%%

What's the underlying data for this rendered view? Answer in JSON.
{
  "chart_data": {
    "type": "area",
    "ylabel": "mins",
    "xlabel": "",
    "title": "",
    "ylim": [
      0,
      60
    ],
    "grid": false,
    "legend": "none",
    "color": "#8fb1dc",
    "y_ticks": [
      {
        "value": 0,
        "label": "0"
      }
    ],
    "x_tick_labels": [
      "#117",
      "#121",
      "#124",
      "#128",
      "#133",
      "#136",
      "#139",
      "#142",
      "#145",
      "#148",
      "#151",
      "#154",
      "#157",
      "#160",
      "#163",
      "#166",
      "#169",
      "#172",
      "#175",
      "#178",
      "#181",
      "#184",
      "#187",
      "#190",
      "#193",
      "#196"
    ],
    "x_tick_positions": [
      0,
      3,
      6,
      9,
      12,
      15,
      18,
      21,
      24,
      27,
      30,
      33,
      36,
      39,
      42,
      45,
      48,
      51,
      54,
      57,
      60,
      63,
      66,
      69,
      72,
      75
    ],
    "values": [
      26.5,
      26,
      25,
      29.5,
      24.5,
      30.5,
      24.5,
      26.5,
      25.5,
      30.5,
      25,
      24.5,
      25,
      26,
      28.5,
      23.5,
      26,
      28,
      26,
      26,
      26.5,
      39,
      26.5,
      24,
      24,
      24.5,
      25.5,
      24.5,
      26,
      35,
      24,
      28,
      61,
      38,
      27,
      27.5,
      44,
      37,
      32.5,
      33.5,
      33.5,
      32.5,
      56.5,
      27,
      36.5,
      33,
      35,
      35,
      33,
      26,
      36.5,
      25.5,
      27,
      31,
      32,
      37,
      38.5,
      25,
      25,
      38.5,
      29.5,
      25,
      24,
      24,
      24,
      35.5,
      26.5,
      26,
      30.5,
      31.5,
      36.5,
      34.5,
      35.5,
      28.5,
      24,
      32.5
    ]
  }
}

%%

SET PROBLEM →
Restate the records, all of them, precisely as written.

RESULT FOR THIS TASK →
What's the underlying data for this rendered view? Answer in JSON.
{
  "chart_data": {
    "type": "area",
    "ylabel": "mins",
    "xlabel": "",
    "title": "",
    "ylim": [
      0,
      60
    ],
    "grid": false,
    "legend": "none",
    "color": "#8fb1dc",
    "y_ticks": [
      {
        "value": 0,
        "label": "0"
      }
    ],
    "x_tick_labels": [
      "#117",
      "#121",
      "#124",
      "#128",
      "#133",
      "#136",
      "#139",
      "#142",
      "#145",
      "#148",
      "#151",
      "#154",
      "#157",
      "#160",
      "#163",
      "#166",
      "#169",
      "#172",
      "#175",
      "#178",
      "#181",
      "#184",
      "#187",
      "#190",
      "#193",
      "#196"
    ],
    "x_tick_positions": [
      0,
      3,
      6,
      9,
      12,
      15,
      18,
      21,
      24,
      27,
      30,
      33,
      36,
      39,
      42,
      45,
      48,
      51,
      54,
      57,
      60,
      63,
      66,
      69,
      72,
      75
    ],
    "values": [
      26.5,
      26,
      25,
      29.5,
      24.5,
      30.5,
      24.5,
      26.5,
      25.5,
      30.5,
      25,
      24.5,
      25,
      26,
      28.5,
      23.5,
      26,
      28,
      26,
      26,
      26.5,
      39,
      26.5,
      24,
      24,
      24.5,
      25.5,
      24.5,
      26,
      35,
      24,
      28,
      61,
      38,
      27,
      27.5,
      44,
      37,
      32.5,
      33.5,
      33.5,
      32.5,
      56.5,
      27,
      36.5,
      33,
      35,
      35,
      33,
      26,
      36.5,
      25.5,
      27,
      31,
      32,
      37,
      38.5,
      25,
      25,
      38.5,
      29.5,
      25,
      24,
      24,
      24,
      35.5,
      26.5,
      26,
      30.5,
      31.5,
      36.5,
      34.5,
      35.5,
      28.5,
      24,
      32.5
    ]
  }
}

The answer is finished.